— BEGIN Provided material —

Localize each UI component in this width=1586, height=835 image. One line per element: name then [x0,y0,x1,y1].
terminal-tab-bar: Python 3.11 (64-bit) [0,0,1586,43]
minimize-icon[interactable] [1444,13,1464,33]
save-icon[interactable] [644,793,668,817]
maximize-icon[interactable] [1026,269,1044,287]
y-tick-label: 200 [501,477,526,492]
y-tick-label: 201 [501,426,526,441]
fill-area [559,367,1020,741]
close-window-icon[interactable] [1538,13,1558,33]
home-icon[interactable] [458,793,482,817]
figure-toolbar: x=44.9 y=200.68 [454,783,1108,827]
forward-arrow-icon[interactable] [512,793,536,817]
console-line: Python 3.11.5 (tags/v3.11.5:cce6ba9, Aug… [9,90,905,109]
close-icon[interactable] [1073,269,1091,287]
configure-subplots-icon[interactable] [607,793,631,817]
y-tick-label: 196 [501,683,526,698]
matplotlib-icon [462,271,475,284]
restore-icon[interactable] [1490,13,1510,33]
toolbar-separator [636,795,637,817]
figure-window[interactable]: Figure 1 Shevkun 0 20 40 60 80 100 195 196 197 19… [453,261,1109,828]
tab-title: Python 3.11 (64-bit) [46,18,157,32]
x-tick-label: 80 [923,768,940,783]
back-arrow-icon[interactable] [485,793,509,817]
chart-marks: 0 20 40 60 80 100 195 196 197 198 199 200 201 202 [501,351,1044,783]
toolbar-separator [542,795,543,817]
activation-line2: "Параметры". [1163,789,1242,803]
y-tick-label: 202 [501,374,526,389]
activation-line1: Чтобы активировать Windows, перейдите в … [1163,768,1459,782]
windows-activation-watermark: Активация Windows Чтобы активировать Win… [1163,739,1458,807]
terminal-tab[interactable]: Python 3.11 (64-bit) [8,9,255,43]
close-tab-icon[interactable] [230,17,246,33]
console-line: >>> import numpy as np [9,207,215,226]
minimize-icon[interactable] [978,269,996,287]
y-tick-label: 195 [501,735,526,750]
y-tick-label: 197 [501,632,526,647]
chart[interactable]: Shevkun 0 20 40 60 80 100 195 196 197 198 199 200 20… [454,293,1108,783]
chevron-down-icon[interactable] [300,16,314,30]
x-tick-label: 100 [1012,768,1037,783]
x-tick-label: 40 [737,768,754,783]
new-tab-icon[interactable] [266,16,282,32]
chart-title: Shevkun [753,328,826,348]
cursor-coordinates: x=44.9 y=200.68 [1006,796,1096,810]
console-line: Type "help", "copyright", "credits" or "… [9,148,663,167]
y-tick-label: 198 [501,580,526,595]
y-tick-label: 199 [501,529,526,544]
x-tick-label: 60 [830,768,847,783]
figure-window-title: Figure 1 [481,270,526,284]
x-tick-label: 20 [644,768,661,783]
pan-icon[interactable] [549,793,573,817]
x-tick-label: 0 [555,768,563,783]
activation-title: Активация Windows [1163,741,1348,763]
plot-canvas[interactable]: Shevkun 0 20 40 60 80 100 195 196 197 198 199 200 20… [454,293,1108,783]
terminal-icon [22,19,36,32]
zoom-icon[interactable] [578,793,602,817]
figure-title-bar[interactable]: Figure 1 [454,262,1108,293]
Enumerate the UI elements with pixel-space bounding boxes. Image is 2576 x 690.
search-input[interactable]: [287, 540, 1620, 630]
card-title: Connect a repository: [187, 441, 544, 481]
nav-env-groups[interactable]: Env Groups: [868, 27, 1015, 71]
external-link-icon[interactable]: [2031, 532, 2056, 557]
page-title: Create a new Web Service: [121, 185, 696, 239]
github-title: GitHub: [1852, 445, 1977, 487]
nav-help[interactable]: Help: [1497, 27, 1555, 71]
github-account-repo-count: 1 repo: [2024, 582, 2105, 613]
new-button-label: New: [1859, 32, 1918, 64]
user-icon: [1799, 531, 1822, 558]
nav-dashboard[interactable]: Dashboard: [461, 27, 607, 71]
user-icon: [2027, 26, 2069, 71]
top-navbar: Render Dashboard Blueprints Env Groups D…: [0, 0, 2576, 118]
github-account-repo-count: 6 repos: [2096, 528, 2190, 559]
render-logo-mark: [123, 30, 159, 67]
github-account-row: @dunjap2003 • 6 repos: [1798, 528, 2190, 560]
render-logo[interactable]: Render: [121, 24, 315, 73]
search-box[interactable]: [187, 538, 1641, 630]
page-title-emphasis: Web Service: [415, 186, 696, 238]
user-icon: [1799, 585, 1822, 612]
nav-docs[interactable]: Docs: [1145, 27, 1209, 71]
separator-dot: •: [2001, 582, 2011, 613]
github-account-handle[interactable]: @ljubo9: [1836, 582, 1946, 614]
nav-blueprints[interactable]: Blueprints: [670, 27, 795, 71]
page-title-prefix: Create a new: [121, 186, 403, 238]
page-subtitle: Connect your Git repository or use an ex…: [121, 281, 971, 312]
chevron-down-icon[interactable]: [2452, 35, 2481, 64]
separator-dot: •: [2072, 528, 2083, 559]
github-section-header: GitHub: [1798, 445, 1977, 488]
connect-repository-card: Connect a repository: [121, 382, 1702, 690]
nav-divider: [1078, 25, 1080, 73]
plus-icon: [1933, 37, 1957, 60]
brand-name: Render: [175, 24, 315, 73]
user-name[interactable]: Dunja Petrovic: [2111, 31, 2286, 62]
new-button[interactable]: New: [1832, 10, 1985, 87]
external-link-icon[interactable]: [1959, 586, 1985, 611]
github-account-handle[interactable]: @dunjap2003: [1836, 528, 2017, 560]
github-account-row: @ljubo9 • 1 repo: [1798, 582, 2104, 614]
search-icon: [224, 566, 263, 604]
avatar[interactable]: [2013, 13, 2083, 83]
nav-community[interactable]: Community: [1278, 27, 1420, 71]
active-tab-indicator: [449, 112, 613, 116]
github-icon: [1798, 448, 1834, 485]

— END Provided material —

### Given instruction
Starting at the first row and ending at the row that contains "y-tick-label: 201 [501,426,526,441]", write those rows out again with "interactable" swapped for "clickable" and everything else unchanged.

### Solution
Localize each UI component in this width=1586, height=835 image. One line per element: name then [x0,y0,x1,y1].
terminal-tab-bar: Python 3.11 (64-bit) [0,0,1586,43]
minimize-icon[clickable] [1444,13,1464,33]
save-icon[clickable] [644,793,668,817]
maximize-icon[clickable] [1026,269,1044,287]
y-tick-label: 200 [501,477,526,492]
y-tick-label: 201 [501,426,526,441]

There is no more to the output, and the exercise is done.